TEXTAUSZUG:
Christian Holst

Kulturmanagement :: Digitale Transformation :: Künstliche Intelligenz


Autor: Christian Holst

  • Rostiges Dach

    Jetzt ist es doch nicht Hana geworden, sondern die rothaarige Barbara. Ganz unerwartet, denn rothaarig geht bei Models offenbar eigentlich gar nicht (TVtotal). Mir fiel dabei eine lustige, wenngleich sexistische, Bemerkung über rothaarige Frauen wieder ein, die Harry Rowohlt bei einer unvergesslichen Lesung in Lüneburg zum Besten gegeben hat: »Ein rostiges Dach lässt auf einen feuchten Keller schließen.«

  • Helvetisiert

    Heute in der Mittagspause habe ich mich volle Kanne blamiert, als ich beim »grillieren« auf dem Balkon fragte, wer noch »Puleh« (Poulet=Hühnchen) haben möchte. Korrekt schwyzerdütsch heißt es nämlich »Pulä« mit kurzem Ä. Naja, war etwas peinlich, weil ich damit ein haltloses Kichern auslöste, aber andererseits auch ein ganz beruhigender Hinweis darauf, dass sich meine schleichende Helvetisierung hoffentlich noch im Anfangsstadium befindet. In letzter Zeit passierten nämlich schon unheimliche Dinge mit mir. Neulich sagte ich am Telefon, wir müssten erst noch den »Entscheid« abwarten und dachte im gleichen Moment: »Was rede ich da?« Irgendwann anders merkte ich erst am ratlosen Blick meines hochdeutschen Gegenübers, dass »Imprimate« wirklich ein komisches Wort für Drucksachen ist.

AUFGABEN:
1/ Stimmen die folgenden Aussagen mit dem Textauszug überein? Antworte jeweils mit Ja oder Nein und zitiere die entscheidenden Worte wörtlich: (a) Beim Grillieren auf dem Balkon wurde Hühnchen angeboten. (b) Die Lesung mit Harry Rowohlt fand in Lüneburg statt. (c) Auf Schweizerdeutsch sagt man korrekt »Pulä« mit langem Ä.
2/ Finde bitte alle Zeilen der Datensätze, in denen die Zeichenfolge „housing“ vorkommt, und schreib sie ab.
Textauszug und Datensätze stammen aus unterschiedlichen Quellen.

EINGABEDATEN:
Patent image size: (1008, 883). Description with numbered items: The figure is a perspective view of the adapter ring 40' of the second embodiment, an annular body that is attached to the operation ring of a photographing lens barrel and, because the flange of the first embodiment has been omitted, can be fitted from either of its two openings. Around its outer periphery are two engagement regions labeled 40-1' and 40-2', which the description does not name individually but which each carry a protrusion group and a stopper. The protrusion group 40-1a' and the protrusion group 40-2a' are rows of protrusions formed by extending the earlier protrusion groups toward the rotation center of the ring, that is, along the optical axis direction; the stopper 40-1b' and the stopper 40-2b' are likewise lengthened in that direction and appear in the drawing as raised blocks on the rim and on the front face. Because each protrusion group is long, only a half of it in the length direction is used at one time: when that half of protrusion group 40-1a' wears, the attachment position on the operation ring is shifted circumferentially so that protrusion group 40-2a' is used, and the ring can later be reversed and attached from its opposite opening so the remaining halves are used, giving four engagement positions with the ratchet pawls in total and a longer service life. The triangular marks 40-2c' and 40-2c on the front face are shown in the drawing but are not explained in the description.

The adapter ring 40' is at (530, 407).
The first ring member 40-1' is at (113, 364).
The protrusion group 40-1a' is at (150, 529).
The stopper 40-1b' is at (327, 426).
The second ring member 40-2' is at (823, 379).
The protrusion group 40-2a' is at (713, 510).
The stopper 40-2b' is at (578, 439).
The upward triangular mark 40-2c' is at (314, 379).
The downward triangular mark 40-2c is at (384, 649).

---

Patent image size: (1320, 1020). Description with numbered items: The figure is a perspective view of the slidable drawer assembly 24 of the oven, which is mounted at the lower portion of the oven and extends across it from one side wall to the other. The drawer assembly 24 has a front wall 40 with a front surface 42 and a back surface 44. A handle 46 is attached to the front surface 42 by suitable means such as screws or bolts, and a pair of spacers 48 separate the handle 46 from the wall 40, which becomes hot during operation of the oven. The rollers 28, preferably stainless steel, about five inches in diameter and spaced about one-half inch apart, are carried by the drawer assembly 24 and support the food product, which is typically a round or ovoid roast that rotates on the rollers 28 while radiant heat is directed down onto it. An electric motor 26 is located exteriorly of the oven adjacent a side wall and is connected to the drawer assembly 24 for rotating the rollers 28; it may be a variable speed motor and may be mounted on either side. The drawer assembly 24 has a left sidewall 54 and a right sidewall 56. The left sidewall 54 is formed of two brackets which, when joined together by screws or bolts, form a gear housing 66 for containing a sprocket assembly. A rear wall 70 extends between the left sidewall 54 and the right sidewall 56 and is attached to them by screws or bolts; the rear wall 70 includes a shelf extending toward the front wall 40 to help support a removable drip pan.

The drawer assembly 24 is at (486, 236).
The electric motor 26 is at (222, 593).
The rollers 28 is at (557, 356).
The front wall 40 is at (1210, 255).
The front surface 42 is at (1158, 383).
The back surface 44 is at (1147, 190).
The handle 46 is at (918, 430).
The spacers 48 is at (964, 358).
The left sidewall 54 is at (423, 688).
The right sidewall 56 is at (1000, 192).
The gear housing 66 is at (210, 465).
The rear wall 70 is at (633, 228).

...

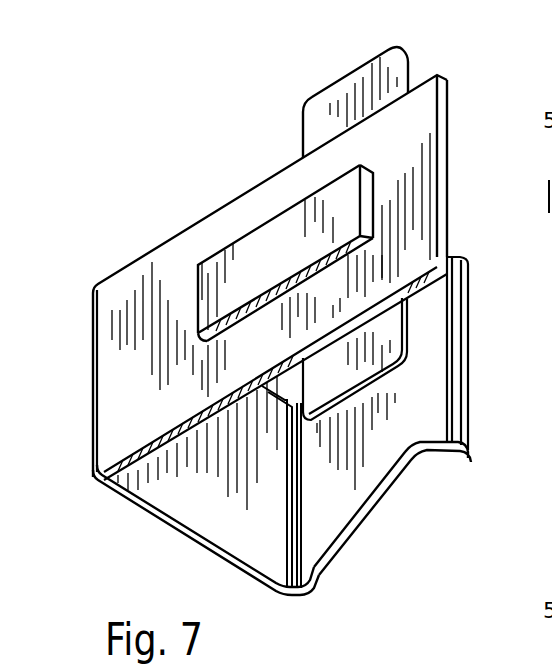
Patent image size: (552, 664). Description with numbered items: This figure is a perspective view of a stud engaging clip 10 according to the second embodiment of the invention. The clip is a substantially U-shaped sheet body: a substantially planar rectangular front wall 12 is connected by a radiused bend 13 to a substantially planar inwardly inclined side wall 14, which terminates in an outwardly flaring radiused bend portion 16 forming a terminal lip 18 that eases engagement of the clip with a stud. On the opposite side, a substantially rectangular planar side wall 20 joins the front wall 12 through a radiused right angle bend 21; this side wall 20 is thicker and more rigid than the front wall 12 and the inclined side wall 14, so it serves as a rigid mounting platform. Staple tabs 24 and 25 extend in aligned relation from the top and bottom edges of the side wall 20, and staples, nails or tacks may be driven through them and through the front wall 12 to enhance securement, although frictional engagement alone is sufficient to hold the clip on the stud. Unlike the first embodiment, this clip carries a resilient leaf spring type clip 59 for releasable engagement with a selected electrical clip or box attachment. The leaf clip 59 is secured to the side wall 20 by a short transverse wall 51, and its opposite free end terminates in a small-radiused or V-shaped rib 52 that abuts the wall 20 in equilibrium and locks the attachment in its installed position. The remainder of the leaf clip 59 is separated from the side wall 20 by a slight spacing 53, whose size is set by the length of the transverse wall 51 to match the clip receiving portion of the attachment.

LÖSUNGEN:
1/
(a) Ja: „wer noch »Puleh« (Poulet=Hühnchen) haben möchte“
(b) Ja: „bei einer unvergesslichen Lesung in Lüneburg“
(c) Nein: „»Pulä« mit kurzem Ä“

2/
Patent image size: (1320, 1020). Description with numbered items: The figure is a perspective view of the slidable drawer assembly 24 of the oven, which is mounted at the lower portion of the oven and extends across it from one side wall to the other. The drawer assembly 24 has a front wall 40 with a front surface 42 and a back surface 44. A handle 46 is attached to the front surface 42 by suitable means such as screws or bolts, and a pair of spacers 48 separate the handle 46 from the wall 40, which becomes hot during operation of the oven. The rollers 28, preferably stainless steel, about five inches in diameter and spaced about one-half inch apart, are carried by the drawer assembly 24 and support the food product, which is typically a round or ovoid roast that rotates on the rollers 28 while radiant heat is directed down onto it. An electric motor 26 is located exteriorly of the oven adjacent a side wall and is connected to the drawer assembly 24 for rotating the rollers 28; it may be a variable speed motor and may be mounted on either side. The drawer assembly 24 has a left sidewall 54 and a right sidewall 56. The left sidewall 54 is formed of two brackets which, when joined together by screws or bolts, form a gear housing 66 for containing a sprocket assembly. A rear wall 70 extends between the left sidewall 54 and the right sidewall 56 and is attached to them by screws or bolts; the rear wall 70 includes a shelf extending toward the front wall 40 to help support a removable drip pan.
The gear housing 66 is at (210, 465).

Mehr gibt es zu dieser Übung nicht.